◆ **Do this**:
From the line that holds "Parse this screenshot: output" to the last line of the data, copy everything exactly; leave out all the rest.

(Collection entries)
>> Begin

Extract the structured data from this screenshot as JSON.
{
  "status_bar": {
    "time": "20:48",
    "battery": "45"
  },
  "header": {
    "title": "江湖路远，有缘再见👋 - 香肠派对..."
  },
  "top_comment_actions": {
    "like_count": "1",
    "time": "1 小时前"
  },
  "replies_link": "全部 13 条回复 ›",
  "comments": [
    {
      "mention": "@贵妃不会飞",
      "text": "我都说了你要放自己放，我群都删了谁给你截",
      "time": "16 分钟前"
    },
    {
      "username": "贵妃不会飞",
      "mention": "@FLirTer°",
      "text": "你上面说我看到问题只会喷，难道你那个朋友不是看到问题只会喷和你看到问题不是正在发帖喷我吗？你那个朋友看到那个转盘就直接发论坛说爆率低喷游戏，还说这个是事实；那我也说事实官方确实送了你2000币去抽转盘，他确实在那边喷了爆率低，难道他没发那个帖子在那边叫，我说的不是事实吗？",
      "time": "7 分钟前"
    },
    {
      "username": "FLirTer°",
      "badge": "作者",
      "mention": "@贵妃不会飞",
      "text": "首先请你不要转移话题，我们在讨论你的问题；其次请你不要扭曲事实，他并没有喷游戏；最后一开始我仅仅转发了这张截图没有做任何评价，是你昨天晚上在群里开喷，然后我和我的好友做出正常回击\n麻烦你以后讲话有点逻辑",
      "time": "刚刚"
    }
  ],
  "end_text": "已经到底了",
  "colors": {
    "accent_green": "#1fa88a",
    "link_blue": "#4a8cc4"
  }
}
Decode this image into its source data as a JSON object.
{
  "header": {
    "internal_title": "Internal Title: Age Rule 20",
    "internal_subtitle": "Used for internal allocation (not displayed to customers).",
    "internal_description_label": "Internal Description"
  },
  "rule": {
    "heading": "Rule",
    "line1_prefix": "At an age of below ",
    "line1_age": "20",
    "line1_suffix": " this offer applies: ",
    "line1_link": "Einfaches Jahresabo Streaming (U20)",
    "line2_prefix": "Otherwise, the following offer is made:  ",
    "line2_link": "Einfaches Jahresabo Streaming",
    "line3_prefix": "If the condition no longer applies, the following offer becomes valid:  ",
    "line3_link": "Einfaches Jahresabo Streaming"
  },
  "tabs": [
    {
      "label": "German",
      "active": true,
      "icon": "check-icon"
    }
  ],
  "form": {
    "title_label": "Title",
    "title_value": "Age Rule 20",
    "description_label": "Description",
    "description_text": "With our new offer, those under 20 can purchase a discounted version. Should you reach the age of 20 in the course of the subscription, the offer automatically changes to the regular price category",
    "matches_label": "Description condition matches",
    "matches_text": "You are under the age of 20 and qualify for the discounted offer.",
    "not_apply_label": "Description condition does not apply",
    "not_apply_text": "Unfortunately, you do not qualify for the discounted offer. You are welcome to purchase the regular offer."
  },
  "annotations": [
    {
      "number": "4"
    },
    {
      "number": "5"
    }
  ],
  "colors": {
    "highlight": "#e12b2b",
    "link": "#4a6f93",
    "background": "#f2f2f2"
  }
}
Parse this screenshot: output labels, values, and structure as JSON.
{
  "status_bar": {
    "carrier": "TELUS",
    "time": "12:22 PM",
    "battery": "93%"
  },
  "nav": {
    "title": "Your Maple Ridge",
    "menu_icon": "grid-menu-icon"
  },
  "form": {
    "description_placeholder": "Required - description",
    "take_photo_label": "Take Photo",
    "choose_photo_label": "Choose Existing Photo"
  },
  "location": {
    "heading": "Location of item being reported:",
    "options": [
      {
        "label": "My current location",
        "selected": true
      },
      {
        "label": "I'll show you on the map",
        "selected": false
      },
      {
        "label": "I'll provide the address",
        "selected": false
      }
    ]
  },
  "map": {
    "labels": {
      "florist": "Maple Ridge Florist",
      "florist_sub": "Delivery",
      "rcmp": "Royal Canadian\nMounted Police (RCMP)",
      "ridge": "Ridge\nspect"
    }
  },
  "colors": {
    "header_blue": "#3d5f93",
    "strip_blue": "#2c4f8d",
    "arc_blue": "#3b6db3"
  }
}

>> End

◆ **Task solution**:
Parse this screenshot: output labels, values, and structure as JSON.
{
  "status_bar": {
    "carrier": "TELUS",
    "time": "12:22 PM",
    "battery": "93%"
  },
  "nav": {
    "title": "Your Maple Ridge",
    "menu_icon": "grid-menu-icon"
  },
  "form": {
    "description_placeholder": "Required - description",
    "take_photo_label": "Take Photo",
    "choose_photo_label": "Choose Existing Photo"
  },
  "location": {
    "heading": "Location of item being reported:",
    "options": [
      {
        "label": "My current location",
        "selected": true
      },
      {
        "label": "I'll show you on the map",
        "selected": false
      },
      {
        "label": "I'll provide the address",
        "selected": false
      }
    ]
  },
  "map": {
    "labels": {
      "florist": "Maple Ridge Florist",
      "florist_sub": "Delivery",
      "rcmp": "Royal Canadian\nMounted Police (RCMP)",
      "ridge": "Ridge\nspect"
    }
  },
  "colors": {
    "header_blue": "#3d5f93",
    "strip_blue": "#2c4f8d",
    "arc_blue": "#3b6db3"
  }
}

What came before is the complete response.